» Data for this exercise

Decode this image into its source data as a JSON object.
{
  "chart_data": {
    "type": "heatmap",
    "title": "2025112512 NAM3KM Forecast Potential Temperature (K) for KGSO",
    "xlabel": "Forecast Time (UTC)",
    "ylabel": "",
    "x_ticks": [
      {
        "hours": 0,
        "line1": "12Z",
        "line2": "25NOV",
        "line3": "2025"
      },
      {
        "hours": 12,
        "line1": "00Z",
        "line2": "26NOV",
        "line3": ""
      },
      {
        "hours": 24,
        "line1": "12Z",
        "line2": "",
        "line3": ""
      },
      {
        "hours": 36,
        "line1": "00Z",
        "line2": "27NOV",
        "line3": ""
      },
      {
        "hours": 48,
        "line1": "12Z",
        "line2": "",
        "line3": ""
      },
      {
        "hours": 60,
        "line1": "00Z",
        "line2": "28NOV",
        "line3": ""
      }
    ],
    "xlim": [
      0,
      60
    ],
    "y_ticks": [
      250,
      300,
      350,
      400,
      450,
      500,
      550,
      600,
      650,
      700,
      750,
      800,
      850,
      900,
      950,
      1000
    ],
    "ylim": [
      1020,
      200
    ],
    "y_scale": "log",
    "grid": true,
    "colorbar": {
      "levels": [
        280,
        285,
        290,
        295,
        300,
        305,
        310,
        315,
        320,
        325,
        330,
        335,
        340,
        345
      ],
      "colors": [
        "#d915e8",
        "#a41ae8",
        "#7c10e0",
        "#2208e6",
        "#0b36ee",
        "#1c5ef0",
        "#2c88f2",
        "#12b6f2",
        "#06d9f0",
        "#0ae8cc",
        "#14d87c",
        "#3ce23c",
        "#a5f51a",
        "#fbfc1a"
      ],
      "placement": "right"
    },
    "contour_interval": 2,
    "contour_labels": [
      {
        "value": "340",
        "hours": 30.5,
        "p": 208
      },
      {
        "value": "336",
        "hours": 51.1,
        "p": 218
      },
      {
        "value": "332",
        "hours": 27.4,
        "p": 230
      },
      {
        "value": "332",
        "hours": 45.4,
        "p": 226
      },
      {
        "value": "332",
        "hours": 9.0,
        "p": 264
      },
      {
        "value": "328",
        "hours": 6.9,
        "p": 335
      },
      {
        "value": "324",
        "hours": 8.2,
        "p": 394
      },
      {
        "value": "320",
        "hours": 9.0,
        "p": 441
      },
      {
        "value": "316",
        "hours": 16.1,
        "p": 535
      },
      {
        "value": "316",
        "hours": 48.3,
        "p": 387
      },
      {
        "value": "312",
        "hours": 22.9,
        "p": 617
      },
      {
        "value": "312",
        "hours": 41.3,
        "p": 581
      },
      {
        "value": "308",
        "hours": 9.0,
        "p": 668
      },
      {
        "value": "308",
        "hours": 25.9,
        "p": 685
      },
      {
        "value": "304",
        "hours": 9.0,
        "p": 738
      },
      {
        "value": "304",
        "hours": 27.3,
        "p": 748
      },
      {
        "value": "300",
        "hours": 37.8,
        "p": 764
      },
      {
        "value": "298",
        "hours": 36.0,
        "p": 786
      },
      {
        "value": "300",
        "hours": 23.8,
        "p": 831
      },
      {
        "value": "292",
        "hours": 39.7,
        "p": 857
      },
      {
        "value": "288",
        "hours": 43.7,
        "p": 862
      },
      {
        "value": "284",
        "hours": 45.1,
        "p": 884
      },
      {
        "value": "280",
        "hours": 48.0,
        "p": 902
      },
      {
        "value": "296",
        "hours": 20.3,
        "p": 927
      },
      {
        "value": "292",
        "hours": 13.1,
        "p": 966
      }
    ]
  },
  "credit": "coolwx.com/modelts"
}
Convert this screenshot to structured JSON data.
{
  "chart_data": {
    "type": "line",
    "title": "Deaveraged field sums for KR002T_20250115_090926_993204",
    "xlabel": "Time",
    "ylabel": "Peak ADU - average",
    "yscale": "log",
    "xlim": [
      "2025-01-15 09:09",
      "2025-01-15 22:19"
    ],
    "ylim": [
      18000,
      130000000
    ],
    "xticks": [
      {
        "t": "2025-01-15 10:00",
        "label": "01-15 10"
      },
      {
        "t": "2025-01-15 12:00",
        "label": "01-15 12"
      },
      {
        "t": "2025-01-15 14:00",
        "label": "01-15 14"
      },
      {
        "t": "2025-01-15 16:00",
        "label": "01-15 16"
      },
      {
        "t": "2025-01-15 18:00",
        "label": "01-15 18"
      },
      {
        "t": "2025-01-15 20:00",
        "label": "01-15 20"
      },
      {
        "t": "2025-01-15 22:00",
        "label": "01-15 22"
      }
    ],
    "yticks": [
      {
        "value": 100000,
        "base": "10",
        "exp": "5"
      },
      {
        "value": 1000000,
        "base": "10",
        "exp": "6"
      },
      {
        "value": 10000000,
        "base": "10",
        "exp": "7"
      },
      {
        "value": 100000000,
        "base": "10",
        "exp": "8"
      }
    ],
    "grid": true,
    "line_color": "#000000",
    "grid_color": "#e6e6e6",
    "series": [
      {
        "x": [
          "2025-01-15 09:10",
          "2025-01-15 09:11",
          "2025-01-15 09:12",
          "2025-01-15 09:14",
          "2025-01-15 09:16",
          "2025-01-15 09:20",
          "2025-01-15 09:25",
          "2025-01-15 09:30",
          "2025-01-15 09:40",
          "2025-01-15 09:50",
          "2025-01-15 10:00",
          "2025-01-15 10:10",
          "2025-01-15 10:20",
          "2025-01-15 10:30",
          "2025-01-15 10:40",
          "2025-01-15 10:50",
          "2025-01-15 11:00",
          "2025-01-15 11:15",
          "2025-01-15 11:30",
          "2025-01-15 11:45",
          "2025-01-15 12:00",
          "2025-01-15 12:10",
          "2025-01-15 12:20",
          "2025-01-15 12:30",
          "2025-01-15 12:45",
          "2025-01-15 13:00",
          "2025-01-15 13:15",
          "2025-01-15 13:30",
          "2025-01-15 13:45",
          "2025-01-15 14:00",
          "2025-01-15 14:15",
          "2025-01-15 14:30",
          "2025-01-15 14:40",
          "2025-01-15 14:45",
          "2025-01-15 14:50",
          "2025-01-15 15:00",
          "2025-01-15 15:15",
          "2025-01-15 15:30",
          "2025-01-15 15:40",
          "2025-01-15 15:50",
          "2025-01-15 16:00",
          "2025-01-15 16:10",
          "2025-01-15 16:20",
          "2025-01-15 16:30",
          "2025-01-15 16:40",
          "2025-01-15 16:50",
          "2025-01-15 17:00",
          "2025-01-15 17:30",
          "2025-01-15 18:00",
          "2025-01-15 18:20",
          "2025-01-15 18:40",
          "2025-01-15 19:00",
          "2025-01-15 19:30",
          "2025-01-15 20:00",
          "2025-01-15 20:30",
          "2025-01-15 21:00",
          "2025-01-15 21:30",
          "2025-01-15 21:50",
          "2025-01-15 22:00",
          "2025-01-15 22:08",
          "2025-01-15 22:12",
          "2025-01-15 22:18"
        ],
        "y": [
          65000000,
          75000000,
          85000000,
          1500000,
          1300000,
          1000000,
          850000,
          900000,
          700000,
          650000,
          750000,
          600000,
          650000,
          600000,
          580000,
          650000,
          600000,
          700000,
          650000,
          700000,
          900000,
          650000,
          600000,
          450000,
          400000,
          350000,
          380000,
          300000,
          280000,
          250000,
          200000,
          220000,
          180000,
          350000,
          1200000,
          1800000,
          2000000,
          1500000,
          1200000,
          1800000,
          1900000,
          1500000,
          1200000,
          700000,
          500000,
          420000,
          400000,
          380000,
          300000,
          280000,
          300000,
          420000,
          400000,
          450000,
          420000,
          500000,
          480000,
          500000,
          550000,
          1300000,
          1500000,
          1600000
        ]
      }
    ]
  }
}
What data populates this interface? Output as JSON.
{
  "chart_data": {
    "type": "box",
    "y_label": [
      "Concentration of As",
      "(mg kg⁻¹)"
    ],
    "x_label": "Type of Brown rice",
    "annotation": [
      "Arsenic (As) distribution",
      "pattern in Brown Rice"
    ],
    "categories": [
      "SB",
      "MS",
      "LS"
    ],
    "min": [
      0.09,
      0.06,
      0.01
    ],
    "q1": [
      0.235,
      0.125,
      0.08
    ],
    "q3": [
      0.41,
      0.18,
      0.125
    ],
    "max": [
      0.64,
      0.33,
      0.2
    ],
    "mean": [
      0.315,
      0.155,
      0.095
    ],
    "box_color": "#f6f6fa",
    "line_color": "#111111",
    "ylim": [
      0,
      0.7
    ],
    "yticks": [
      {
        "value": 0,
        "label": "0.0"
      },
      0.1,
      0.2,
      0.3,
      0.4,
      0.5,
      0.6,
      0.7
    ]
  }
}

» Short exercise
Scan the listing above for the word "xlabel" and copy every line that holds it.

» Solution to this problem
    "xlabel": "Forecast Time (UTC)",
    "xlabel": "Time",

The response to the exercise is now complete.